>> start DATASET EXTRACT
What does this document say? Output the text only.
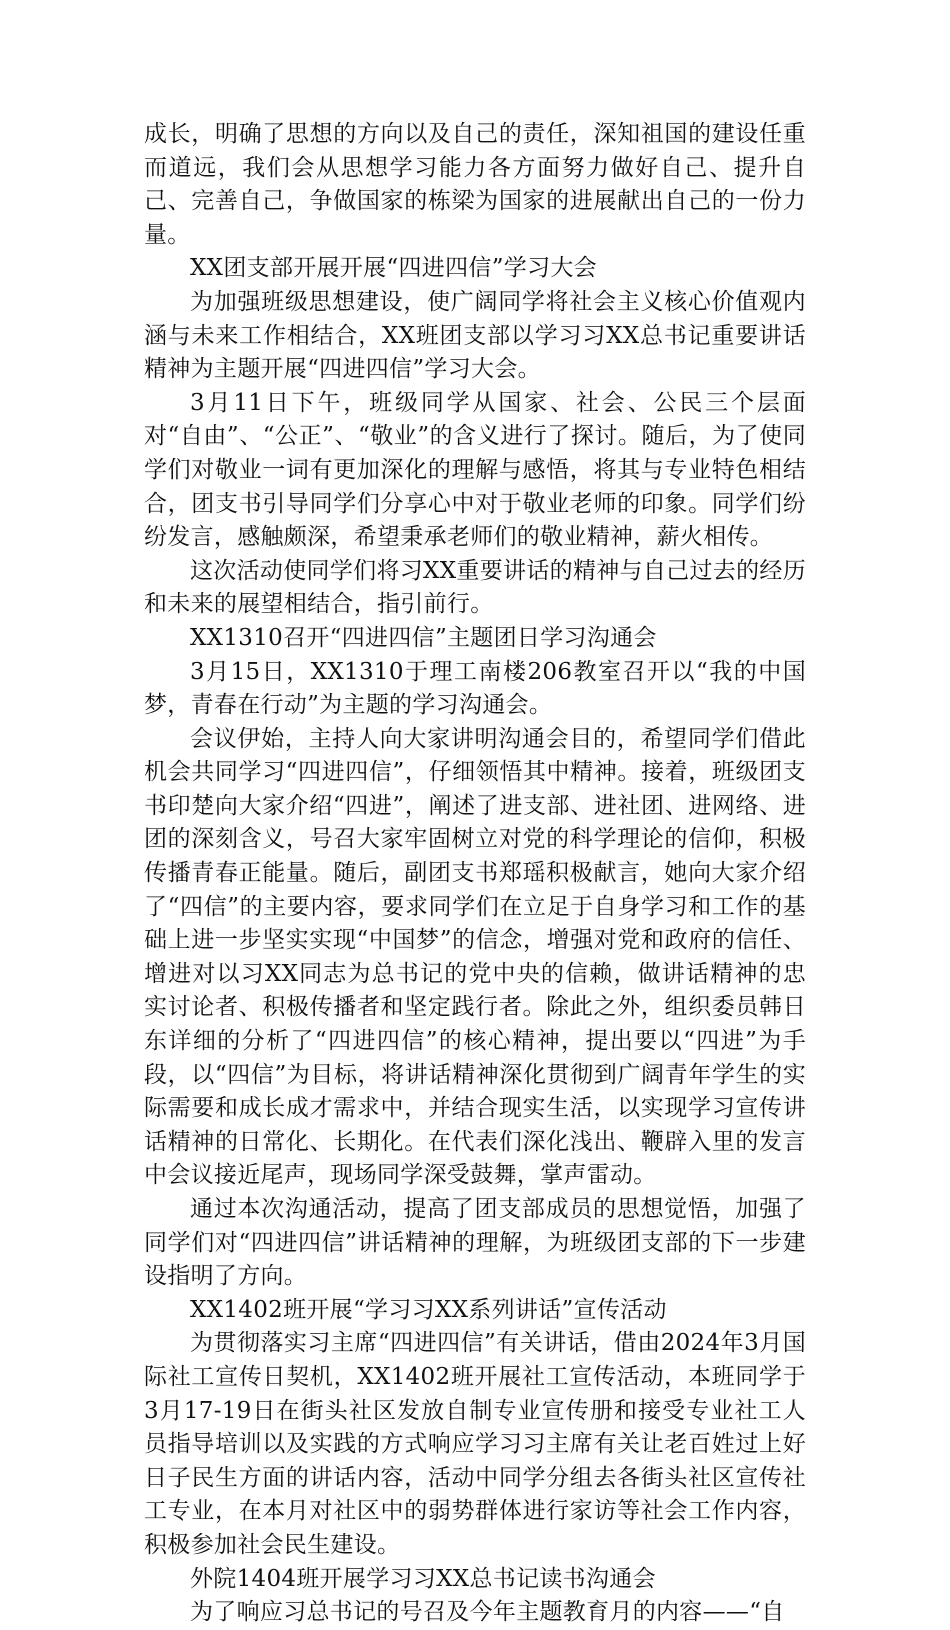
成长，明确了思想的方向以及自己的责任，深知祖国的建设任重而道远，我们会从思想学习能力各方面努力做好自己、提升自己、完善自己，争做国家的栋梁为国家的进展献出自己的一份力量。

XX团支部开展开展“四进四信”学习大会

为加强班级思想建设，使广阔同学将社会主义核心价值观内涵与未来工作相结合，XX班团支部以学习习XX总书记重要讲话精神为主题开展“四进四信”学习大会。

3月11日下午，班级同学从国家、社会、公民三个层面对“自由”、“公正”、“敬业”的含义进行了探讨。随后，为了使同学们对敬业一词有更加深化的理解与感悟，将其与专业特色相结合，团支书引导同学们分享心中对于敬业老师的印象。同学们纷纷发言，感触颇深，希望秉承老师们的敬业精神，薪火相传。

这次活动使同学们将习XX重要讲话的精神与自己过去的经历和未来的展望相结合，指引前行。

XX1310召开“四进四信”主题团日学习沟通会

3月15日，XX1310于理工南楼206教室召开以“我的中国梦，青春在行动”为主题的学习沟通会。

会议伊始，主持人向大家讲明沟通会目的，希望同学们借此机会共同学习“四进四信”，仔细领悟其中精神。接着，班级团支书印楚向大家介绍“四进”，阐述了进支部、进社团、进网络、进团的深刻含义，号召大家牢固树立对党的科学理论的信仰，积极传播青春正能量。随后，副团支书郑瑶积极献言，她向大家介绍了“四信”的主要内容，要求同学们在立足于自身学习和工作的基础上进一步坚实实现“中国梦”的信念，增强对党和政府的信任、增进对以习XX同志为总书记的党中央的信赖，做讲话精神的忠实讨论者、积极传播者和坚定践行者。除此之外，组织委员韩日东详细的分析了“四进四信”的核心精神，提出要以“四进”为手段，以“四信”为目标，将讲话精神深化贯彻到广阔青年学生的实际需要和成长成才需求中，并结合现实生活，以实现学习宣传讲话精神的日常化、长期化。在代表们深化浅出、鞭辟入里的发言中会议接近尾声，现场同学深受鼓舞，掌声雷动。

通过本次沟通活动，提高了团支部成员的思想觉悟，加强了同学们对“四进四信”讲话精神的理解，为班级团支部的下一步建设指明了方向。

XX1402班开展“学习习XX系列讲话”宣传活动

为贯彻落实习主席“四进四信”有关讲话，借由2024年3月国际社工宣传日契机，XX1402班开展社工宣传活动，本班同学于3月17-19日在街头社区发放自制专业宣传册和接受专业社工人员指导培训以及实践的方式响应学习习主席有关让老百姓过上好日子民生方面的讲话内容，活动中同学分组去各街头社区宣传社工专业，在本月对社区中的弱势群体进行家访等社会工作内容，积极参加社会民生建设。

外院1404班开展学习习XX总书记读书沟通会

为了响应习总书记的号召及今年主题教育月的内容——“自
>> end DATASET EXTRACT
>> start DATASET EXTRACT
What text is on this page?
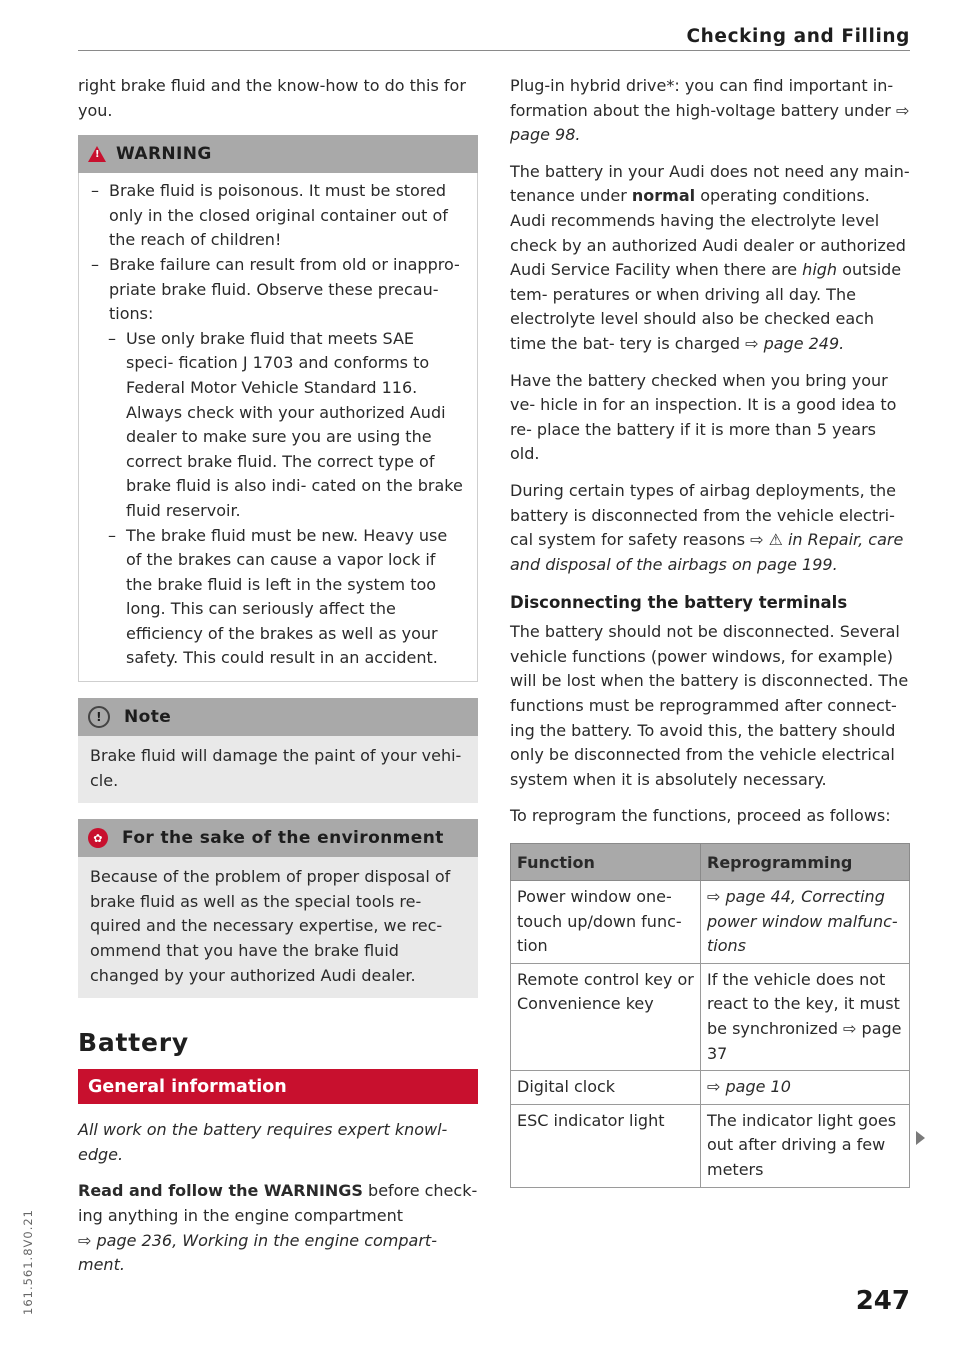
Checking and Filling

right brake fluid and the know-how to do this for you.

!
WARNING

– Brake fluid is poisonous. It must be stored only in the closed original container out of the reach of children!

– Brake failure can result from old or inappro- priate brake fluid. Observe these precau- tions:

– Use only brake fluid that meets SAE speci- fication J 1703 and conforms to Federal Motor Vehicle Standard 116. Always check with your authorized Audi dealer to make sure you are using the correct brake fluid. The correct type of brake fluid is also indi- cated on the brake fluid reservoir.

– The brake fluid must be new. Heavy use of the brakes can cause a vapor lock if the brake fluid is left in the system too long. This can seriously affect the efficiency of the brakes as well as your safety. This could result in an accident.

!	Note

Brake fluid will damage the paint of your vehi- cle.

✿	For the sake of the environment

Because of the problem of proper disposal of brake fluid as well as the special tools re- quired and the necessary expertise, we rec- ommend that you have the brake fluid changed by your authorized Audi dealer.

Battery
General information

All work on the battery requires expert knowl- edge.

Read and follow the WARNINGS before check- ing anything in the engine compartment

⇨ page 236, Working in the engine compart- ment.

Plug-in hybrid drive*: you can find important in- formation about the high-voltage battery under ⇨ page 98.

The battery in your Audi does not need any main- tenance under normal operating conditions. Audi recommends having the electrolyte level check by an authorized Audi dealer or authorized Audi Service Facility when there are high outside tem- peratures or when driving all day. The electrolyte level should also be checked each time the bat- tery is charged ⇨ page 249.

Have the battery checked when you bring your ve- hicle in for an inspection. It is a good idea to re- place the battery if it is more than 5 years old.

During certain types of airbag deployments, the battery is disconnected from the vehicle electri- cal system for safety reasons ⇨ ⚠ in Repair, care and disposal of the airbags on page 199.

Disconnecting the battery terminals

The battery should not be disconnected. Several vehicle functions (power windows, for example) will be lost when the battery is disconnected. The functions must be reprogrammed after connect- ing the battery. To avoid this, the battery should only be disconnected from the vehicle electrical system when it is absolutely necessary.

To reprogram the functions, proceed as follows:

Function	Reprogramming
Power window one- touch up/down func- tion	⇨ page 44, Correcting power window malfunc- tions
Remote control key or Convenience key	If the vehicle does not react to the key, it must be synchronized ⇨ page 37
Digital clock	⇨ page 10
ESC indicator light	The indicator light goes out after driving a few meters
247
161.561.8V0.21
>> end DATASET EXTRACT
AIM.
Go through the lines above. Select every one that has the string "well".

FULL ANSWER.
– The brake fluid must be new. Heavy use of the brakes can cause a vapor lock if the brake fluid is left in the system too long. This can seriously affect the efficiency of the brakes as well as your safety. This could result in an accident.
Because of the problem of proper disposal of brake fluid as well as the special tools re- quired and the necessary expertise, we rec- ommend that you have the brake fluid changed by your authorized Audi dealer.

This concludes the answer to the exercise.